(Stored items)
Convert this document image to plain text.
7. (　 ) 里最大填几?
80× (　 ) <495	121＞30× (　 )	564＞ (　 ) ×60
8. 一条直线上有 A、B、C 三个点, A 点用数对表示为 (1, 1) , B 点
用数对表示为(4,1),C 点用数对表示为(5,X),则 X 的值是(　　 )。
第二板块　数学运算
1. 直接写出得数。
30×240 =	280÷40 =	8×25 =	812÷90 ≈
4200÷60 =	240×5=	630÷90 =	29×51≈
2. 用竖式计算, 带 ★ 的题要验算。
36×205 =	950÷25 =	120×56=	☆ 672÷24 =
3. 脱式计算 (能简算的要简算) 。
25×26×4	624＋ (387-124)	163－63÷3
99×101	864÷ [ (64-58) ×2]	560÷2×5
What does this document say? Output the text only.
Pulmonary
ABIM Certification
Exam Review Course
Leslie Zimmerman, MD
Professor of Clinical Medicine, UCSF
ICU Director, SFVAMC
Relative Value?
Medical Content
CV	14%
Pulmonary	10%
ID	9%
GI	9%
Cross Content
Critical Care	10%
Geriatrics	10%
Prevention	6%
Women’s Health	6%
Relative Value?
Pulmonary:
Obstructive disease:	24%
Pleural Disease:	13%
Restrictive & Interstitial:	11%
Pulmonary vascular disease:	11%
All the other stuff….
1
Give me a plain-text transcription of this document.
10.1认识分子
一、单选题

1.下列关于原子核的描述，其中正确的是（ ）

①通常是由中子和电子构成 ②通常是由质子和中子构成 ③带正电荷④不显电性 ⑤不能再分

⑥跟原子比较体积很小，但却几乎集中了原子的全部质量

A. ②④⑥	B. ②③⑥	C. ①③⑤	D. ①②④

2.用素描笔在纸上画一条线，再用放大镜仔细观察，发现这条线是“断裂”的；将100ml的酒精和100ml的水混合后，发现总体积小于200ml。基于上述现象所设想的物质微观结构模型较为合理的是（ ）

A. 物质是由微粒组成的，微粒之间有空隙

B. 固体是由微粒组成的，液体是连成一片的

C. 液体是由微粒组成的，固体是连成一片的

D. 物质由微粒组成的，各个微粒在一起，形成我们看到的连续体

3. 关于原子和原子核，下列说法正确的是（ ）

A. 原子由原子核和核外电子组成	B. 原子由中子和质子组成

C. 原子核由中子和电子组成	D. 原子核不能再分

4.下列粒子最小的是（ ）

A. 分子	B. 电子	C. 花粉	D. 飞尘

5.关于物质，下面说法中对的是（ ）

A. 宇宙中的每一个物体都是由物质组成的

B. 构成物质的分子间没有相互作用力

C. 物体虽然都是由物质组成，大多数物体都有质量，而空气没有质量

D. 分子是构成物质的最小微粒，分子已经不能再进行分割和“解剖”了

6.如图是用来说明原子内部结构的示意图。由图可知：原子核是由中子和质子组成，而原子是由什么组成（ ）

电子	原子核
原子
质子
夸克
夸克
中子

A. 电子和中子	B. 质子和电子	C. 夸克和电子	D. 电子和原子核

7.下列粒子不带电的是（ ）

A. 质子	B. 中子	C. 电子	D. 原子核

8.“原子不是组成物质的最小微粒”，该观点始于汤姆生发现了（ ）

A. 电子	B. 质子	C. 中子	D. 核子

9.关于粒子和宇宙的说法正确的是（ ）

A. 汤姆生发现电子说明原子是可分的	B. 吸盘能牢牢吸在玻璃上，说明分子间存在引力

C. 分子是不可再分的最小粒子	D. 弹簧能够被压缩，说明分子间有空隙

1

▸ **TASK BRIEF**
Extract the full listing above without altering anything.

▸ **FINAL ANSWER**
Convert this document image to plain text.
7. (　 ) 里最大填几?
80× (　 ) <495	121＞30× (　 )	564＞ (　 ) ×60
8. 一条直线上有 A、B、C 三个点, A 点用数对表示为 (1, 1) , B 点
用数对表示为(4,1),C 点用数对表示为(5,X),则 X 的值是(　　 )。
第二板块　数学运算
1. 直接写出得数。
30×240 =	280÷40 =	8×25 =	812÷90 ≈
4200÷60 =	240×5=	630÷90 =	29×51≈
2. 用竖式计算, 带 ★ 的题要验算。
36×205 =	950÷25 =	120×56=	☆ 672÷24 =
3. 脱式计算 (能简算的要简算) 。
25×26×4	624＋ (387-124)	163－63÷3
99×101	864÷ [ (64-58) ×2]	560÷2×5
What does this document say? Output the text only.
Pulmonary
ABIM Certification
Exam Review Course
Leslie Zimmerman, MD
Professor of Clinical Medicine, UCSF
ICU Director, SFVAMC
Relative Value?
Medical Content
CV	14%
Pulmonary	10%
ID	9%
GI	9%
Cross Content
Critical Care	10%
Geriatrics	10%
Prevention	6%
Women’s Health	6%
Relative Value?
Pulmonary:
Obstructive disease:	24%
Pleural Disease:	13%
Restrictive & Interstitial:	11%
Pulmonary vascular disease:	11%
All the other stuff….
1
Give me a plain-text transcription of this document.
10.1认识分子
一、单选题

1.下列关于原子核的描述，其中正确的是（ ）

①通常是由中子和电子构成 ②通常是由质子和中子构成 ③带正电荷④不显电性 ⑤不能再分

⑥跟原子比较体积很小，但却几乎集中了原子的全部质量

A. ②④⑥	B. ②③⑥	C. ①③⑤	D. ①②④

2.用素描笔在纸上画一条线，再用放大镜仔细观察，发现这条线是“断裂”的；将100ml的酒精和100ml的水混合后，发现总体积小于200ml。基于上述现象所设想的物质微观结构模型较为合理的是（ ）

A. 物质是由微粒组成的，微粒之间有空隙

B. 固体是由微粒组成的，液体是连成一片的

C. 液体是由微粒组成的，固体是连成一片的

D. 物质由微粒组成的，各个微粒在一起，形成我们看到的连续体

3. 关于原子和原子核，下列说法正确的是（ ）

A. 原子由原子核和核外电子组成	B. 原子由中子和质子组成

C. 原子核由中子和电子组成	D. 原子核不能再分

4.下列粒子最小的是（ ）

A. 分子	B. 电子	C. 花粉	D. 飞尘

5.关于物质，下面说法中对的是（ ）

A. 宇宙中的每一个物体都是由物质组成的

B. 构成物质的分子间没有相互作用力

C. 物体虽然都是由物质组成，大多数物体都有质量，而空气没有质量

D. 分子是构成物质的最小微粒，分子已经不能再进行分割和“解剖”了

6.如图是用来说明原子内部结构的示意图。由图可知：原子核是由中子和质子组成，而原子是由什么组成（ ）

电子	原子核
原子
质子
夸克
夸克
中子

A. 电子和中子	B. 质子和电子	C. 夸克和电子	D. 电子和原子核

7.下列粒子不带电的是（ ）

A. 质子	B. 中子	C. 电子	D. 原子核

8.“原子不是组成物质的最小微粒”，该观点始于汤姆生发现了（ ）

A. 电子	B. 质子	C. 中子	D. 核子

9.关于粒子和宇宙的说法正确的是（ ）

A. 汤姆生发现电子说明原子是可分的	B. 吸盘能牢牢吸在玻璃上，说明分子间存在引力

C. 分子是不可再分的最小粒子	D. 弹簧能够被压缩，说明分子间有空隙

1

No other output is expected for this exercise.